Current literature has repeatedly stressed the significance of the detailed knowledge of brain white matter anatomy in modern neurosurgery [3]. Acquiring this knowledge refines both presurgical planning and surgical strategy to achieve maximal tumor resection with minimal postoperative neurological morbidity.

Interestingly, modern neuroimaging methods, such as DTI, have noninvasively mapped several white matter brain pathways and have also allowed the study of the spatial relationship of brain lesions to intrinsic fiber bundles. Hence, their role, not only in modern neurosurgery but also in the field of neuroscience generally, is deemed pivotal [2].

Even though these novel radiology studies are elegant and elective they are, thus far, prone to multiple artifacts due to the prominent “crossing” and “termination” problems [4]. Therefore, the exact configuration of fiber tracts and anatomical features that have been revealed by the traditional laboratory methods of anatomical dissection cannot be thoroughly resembled, at present, with these methods. This drawback is further accentuated when studying brain lesions with mass effect since the accuracy of the existing methods is decreased [5].

In this context, the white matter fiber dissection technique introduced by Klinger in 1935 and popularized by Yasargil in the intervening decades is a scientific procedure performed in neuroanatomy laboratories that aims in providing a thorough three-dimensional understanding of both the gray and white matter anatomy simultaneously [1, 3]. This technique, although complex and time consuming, is crucial in the formation of a proper intellectual concept about the accurate intrinsic brain anatomy and architecture. Therefore, neuroradiologists should be submitted to the aforementioned intellectual process to precisely resemble the white matter pathways of the normal and pathologic cerebrum. This is especially true since the accuracy of the entire procedure of reconstructing fiber tracts is largely dependent on the precise manual selection of the seed points. Hence, incorporating the white matter dissection technique in the basic training of neuroradiology can undoubtedly refine the results of these modern imaging studies and also enrich current knowledge about anatomo-functional brain connectivity.

### ACTIVITY A
According to the text on white matter fiber dissection, why is it especially important for neuroradiologists to go through the dissection technique? Answer in one to three sentences.
### ACTIVITY B
Transcribe the part of the text on white matter fiber dissection starting at "Interestingly, modern neuroimaging" and ending at "is decreased [5].".

### MATERIAL SHOWN
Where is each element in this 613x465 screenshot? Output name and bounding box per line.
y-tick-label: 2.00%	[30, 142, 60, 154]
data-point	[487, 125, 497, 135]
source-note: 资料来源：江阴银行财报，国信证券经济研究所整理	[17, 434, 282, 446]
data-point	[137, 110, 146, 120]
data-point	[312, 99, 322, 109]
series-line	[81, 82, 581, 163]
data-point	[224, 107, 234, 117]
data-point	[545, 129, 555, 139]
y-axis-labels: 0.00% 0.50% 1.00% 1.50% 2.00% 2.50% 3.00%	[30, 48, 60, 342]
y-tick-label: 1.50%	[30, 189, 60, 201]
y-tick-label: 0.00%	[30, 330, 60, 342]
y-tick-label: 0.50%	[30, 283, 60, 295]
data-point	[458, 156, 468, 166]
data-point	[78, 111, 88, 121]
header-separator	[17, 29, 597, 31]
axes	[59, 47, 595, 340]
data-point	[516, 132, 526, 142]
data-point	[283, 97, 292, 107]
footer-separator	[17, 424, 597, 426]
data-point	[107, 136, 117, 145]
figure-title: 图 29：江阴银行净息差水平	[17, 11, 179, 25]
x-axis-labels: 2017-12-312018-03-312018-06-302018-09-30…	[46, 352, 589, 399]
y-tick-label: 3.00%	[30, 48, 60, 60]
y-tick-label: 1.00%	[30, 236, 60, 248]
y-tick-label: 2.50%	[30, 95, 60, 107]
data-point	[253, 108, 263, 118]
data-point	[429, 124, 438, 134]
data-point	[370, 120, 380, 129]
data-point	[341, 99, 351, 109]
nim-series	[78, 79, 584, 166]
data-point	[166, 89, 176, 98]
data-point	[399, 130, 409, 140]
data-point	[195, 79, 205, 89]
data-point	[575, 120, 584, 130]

### ANSWER AREA A
The accuracy of reconstructing fiber tracts depends largely on the precise manual selection of the seed points. Knowing the intrinsic brain anatomy through dissection helps neuroradiologists reproduce the white matter pathways of the normal and pathologic cerebrum accurately.

### ANSWER AREA B
Interestingly, modern neuroimaging methods, such as DTI, have noninvasively mapped several white matter brain pathways and have also allowed the study of the spatial relationship of brain lesions to intrinsic fiber bundles. Hence, their role, not only in modern neurosurgery but also in the field of neuroscience generally, is deemed pivotal [2].

Even though these novel radiology studies are elegant and elective they are, thus far, prone to multiple artifacts due to the prominent “crossing” and “termination” problems [4]. Therefore, the exact configuration of fiber tracts and anatomical features that have been revealed by the traditional laboratory methods of anatomical dissection cannot be thoroughly resembled, at present, with these methods. This drawback is further accentuated when studying brain lesions with mass effect since the accuracy of the existing methods is decreased [5].